- Brief -
Copy the lines from the one containing "more-dropdown[interactable]: 更多 ▼" through the one containing "flag-icon[interactable]: ⚐ — [374, 508, 384, 535]", both included, with no changes.
— Begin —
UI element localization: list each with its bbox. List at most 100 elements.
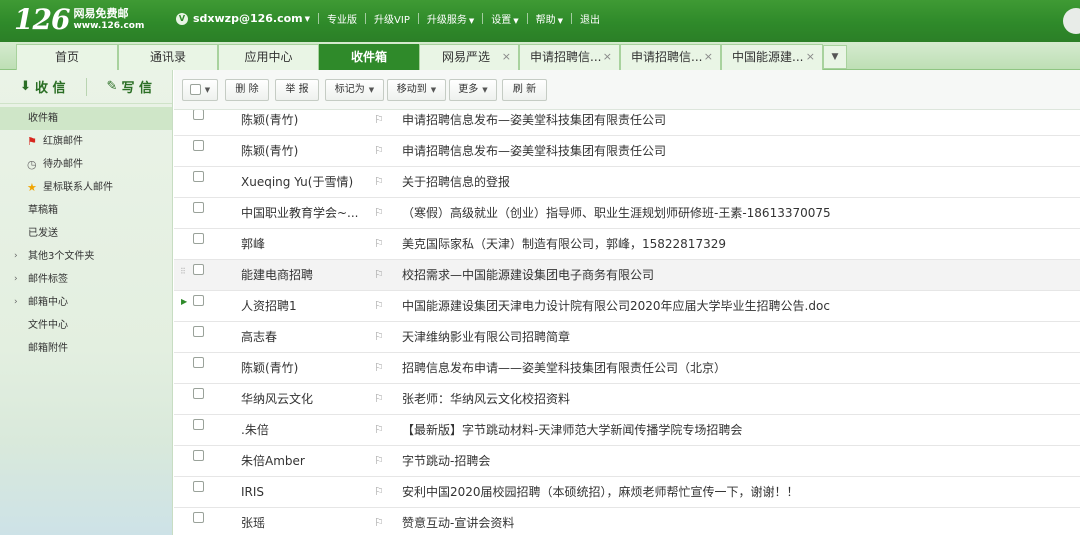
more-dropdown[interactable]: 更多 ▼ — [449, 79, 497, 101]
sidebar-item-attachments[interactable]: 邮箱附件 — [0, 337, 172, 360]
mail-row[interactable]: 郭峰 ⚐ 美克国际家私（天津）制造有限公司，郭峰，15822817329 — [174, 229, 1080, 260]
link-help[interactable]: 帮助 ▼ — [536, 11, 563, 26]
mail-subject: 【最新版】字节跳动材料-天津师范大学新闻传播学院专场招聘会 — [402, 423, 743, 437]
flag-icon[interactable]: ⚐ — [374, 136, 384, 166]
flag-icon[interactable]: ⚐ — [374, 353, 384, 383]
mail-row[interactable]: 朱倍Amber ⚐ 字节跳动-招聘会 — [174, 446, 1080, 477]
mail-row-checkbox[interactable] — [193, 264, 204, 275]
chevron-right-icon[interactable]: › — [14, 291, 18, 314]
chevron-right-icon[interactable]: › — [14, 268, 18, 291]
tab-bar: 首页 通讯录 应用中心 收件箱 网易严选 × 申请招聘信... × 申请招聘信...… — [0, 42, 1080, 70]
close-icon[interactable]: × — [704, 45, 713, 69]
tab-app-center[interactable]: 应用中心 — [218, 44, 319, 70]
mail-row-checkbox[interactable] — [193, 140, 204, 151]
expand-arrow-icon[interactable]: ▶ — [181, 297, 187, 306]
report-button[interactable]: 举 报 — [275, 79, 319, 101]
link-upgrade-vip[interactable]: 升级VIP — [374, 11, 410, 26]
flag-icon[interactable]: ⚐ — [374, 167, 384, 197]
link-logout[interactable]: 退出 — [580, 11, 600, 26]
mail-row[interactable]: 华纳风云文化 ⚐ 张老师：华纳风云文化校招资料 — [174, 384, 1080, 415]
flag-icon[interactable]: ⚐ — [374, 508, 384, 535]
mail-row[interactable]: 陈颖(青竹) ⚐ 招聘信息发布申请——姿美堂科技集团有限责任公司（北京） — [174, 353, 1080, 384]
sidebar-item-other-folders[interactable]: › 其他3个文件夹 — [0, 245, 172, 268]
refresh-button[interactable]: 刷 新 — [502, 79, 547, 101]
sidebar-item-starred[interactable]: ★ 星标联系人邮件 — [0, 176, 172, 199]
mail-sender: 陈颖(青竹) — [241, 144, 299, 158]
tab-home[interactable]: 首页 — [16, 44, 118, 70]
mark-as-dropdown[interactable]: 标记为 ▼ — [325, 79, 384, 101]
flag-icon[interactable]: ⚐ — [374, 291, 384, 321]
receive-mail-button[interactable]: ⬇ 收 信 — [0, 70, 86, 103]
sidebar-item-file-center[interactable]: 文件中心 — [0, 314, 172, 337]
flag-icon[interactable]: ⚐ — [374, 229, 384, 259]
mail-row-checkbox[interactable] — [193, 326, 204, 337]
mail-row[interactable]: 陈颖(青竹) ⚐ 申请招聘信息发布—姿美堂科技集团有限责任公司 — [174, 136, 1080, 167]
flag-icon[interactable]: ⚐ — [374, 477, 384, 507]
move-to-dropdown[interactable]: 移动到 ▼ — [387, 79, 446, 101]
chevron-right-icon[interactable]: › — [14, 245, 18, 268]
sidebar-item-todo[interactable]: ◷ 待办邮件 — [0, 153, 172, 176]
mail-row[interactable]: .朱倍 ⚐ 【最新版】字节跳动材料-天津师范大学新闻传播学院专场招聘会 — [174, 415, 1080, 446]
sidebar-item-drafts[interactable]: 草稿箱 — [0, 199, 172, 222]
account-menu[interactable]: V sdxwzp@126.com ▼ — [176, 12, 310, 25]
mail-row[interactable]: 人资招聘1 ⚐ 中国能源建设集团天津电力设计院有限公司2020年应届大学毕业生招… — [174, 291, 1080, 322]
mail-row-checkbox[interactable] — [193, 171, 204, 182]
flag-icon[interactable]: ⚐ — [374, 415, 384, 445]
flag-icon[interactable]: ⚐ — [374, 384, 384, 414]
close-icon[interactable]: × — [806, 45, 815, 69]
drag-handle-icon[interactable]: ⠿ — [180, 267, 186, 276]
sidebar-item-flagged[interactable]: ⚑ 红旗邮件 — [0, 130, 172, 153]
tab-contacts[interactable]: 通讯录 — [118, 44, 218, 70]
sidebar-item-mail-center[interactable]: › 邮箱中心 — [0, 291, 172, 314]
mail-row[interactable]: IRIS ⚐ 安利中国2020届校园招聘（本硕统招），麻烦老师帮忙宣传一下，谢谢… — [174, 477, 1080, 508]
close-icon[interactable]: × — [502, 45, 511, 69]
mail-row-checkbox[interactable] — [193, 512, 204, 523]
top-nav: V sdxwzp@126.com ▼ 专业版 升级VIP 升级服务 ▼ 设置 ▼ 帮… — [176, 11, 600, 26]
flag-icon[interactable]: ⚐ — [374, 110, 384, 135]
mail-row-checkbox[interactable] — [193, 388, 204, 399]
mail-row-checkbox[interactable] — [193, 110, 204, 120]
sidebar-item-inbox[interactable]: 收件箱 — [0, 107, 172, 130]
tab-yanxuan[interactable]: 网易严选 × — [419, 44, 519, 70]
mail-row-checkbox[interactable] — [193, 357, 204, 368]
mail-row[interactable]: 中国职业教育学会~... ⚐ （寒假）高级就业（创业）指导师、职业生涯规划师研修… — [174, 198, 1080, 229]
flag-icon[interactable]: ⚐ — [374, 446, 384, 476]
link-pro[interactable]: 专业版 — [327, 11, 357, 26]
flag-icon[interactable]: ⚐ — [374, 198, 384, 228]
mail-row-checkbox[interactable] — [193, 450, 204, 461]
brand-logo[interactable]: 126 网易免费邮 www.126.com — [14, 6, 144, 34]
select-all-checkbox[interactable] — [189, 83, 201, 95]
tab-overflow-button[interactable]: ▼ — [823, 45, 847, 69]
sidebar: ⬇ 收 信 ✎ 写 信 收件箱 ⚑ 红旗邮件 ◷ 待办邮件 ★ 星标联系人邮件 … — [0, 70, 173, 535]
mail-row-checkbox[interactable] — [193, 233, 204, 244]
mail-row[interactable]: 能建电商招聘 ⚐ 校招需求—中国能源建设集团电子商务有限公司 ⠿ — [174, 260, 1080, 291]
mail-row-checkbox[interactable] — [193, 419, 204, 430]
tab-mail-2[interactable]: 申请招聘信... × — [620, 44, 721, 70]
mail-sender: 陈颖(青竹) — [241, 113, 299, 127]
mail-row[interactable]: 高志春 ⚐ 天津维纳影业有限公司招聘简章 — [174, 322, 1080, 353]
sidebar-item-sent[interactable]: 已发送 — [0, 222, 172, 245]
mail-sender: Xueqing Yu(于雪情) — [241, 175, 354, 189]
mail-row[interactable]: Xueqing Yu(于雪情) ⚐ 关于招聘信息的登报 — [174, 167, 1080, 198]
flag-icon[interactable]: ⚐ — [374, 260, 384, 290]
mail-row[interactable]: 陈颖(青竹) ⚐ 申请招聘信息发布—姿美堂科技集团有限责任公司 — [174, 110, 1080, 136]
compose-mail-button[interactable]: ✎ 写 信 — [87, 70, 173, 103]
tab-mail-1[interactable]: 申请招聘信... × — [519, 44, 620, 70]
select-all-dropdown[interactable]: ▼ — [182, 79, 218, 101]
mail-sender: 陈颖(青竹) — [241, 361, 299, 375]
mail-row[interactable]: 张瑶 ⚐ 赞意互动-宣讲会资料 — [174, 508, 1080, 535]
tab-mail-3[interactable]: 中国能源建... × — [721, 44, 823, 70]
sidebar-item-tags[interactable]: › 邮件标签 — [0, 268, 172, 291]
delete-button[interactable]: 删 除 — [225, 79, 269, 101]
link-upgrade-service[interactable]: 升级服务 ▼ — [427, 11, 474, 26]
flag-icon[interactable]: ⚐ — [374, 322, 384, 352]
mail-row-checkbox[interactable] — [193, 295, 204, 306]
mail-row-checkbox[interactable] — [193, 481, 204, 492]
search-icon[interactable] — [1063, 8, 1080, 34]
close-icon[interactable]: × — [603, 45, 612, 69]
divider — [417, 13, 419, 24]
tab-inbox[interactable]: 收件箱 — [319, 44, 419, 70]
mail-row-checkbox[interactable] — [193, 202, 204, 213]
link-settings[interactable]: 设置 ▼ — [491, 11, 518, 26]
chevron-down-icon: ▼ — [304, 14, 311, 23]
— End —
— Begin —
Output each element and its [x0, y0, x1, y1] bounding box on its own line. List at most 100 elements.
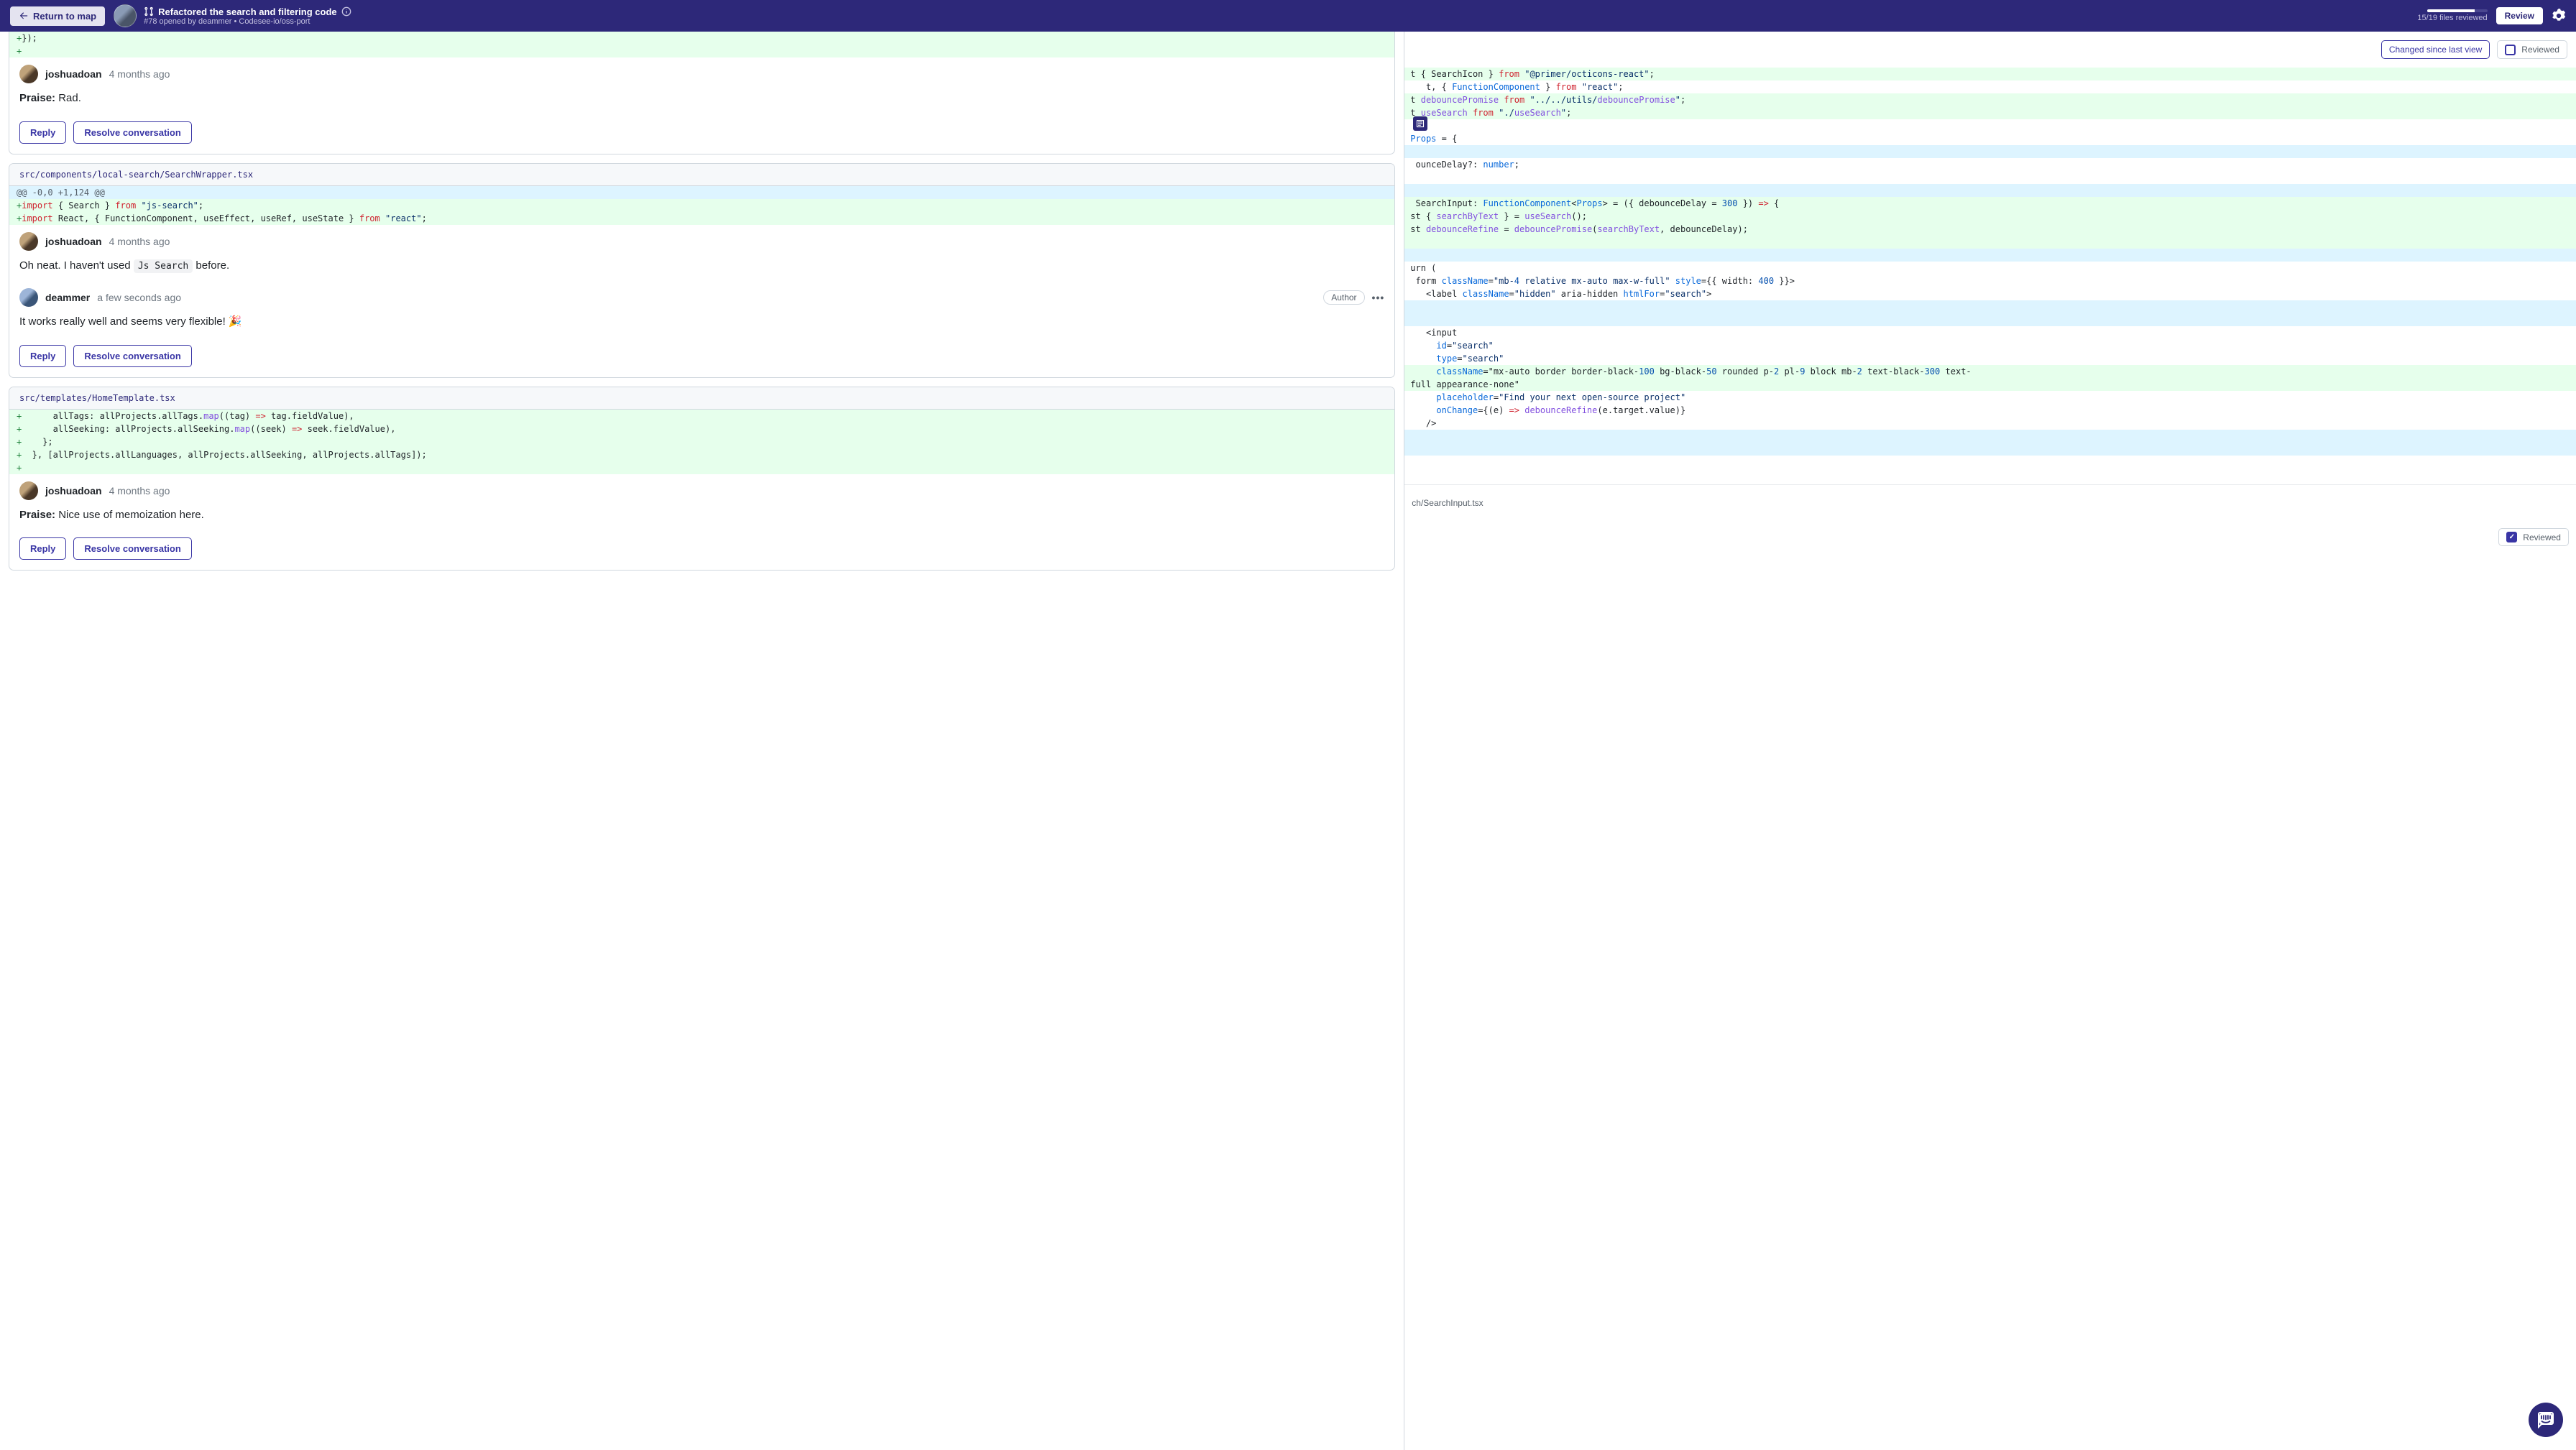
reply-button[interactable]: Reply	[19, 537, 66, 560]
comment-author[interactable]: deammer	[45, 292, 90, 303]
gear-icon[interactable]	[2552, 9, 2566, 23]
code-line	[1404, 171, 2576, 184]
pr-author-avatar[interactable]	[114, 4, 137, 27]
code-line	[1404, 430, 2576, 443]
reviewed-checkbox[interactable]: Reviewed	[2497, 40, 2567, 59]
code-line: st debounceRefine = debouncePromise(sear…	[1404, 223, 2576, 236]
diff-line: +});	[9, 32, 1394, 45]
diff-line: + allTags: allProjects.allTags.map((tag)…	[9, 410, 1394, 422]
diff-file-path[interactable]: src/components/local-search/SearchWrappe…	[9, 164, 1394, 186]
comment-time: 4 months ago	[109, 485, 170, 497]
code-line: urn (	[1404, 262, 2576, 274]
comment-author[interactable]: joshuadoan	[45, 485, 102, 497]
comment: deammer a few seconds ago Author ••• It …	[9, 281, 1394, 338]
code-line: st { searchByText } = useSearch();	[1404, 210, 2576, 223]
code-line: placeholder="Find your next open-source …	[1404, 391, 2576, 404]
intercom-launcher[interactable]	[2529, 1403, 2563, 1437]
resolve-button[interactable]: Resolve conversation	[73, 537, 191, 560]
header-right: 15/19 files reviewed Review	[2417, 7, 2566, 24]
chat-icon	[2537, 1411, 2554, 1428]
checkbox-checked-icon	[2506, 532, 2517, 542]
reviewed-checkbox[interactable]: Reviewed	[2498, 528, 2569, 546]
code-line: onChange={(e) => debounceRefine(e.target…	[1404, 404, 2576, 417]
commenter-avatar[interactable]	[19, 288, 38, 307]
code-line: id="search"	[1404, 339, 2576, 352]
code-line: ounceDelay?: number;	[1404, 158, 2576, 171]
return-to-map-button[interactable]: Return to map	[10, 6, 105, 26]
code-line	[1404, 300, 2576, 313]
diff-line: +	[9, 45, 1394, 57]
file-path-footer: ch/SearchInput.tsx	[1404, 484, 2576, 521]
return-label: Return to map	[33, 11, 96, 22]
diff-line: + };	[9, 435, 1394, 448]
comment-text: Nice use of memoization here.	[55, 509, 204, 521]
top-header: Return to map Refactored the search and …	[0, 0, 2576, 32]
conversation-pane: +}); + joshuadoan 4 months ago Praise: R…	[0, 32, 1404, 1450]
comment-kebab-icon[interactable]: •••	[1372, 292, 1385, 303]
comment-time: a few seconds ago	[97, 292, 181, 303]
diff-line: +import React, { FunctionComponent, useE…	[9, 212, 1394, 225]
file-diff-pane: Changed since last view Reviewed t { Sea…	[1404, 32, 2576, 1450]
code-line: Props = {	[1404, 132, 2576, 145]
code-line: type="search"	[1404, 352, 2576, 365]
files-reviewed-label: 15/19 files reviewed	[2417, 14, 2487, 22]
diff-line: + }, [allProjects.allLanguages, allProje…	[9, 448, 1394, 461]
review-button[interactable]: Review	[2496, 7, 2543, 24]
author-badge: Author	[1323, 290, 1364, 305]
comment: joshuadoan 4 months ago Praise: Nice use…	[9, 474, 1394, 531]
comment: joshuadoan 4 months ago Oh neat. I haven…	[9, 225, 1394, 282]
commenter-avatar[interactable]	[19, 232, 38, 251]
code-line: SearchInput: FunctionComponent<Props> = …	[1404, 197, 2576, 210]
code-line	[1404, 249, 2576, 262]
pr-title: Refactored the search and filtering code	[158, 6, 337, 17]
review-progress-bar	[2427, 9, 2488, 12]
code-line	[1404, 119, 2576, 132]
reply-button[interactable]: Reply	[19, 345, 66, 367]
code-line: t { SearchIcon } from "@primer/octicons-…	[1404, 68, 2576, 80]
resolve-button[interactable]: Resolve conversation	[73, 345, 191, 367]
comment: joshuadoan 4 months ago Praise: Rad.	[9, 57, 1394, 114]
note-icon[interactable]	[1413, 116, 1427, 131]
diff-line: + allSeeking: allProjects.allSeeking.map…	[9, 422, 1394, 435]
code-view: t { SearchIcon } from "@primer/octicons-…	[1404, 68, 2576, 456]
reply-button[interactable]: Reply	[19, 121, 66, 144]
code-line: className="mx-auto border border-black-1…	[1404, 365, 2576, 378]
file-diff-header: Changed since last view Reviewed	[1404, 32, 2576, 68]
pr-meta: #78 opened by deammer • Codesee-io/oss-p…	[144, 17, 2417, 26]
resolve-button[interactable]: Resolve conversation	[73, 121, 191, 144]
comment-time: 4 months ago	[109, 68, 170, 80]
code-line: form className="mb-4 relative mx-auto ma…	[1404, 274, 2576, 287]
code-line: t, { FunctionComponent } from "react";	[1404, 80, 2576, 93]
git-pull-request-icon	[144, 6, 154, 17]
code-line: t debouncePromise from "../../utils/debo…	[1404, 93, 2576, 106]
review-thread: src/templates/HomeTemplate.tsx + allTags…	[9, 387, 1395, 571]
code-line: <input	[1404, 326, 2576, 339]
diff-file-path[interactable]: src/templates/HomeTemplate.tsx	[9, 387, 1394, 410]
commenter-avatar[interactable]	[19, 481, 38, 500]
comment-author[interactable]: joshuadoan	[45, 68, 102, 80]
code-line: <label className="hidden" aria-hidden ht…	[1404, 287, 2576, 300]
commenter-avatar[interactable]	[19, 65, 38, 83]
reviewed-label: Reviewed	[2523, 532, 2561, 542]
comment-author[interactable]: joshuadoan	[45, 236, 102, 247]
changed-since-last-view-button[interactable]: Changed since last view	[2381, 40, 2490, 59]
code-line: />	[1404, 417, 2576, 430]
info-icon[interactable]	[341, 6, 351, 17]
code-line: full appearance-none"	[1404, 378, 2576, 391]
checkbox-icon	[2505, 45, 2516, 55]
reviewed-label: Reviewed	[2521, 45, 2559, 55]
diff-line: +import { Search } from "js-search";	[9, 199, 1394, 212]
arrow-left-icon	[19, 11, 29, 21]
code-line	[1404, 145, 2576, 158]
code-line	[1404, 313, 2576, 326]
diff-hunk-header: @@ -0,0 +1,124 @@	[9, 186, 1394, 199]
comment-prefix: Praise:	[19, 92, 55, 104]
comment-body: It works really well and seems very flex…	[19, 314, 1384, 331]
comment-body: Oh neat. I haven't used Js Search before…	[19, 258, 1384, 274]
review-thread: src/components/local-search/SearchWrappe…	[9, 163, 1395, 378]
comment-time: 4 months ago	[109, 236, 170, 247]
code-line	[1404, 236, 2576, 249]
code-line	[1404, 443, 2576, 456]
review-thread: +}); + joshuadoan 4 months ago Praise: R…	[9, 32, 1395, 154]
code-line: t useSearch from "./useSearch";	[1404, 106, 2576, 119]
— End —
- Exercise result -
more-dropdown[interactable]: 更多 ▼ — [449, 79, 497, 101]
sidebar-item-attachments[interactable]: 邮箱附件 — [0, 337, 172, 360]
mail-row[interactable]: 郭峰 ⚐ 美克国际家私（天津）制造有限公司，郭峰，15822817329 — [174, 229, 1080, 260]
link-help[interactable]: 帮助 ▼ — [536, 11, 563, 26]
mail-subject: 【最新版】字节跳动材料-天津师范大学新闻传播学院专场招聘会 — [402, 423, 743, 437]
flag-icon[interactable]: ⚐ — [374, 136, 384, 166]
flag-icon[interactable]: ⚐ — [374, 353, 384, 383]
mail-row[interactable]: 朱倍Amber ⚐ 字节跳动-招聘会 — [174, 446, 1080, 477]
mail-row-checkbox[interactable] — [193, 264, 204, 275]
chevron-right-icon[interactable]: › — [14, 291, 18, 314]
chevron-right-icon[interactable]: › — [14, 268, 18, 291]
tab-bar: 首页 通讯录 应用中心 收件箱 网易严选 × 申请招聘信... × 申请招聘信...… — [0, 42, 1080, 70]
close-icon[interactable]: × — [704, 45, 713, 69]
tab-app-center[interactable]: 应用中心 — [218, 44, 319, 70]
mail-row-checkbox[interactable] — [193, 140, 204, 151]
expand-arrow-icon[interactable]: ▶ — [181, 297, 187, 306]
report-button[interactable]: 举 报 — [275, 79, 319, 101]
link-upgrade-vip[interactable]: 升级VIP — [374, 11, 410, 26]
flag-icon[interactable]: ⚐ — [374, 167, 384, 197]
link-logout[interactable]: 退出 — [580, 11, 600, 26]
mail-row[interactable]: 华纳风云文化 ⚐ 张老师：华纳风云文化校招资料 — [174, 384, 1080, 415]
flag-icon[interactable]: ⚐ — [374, 508, 384, 535]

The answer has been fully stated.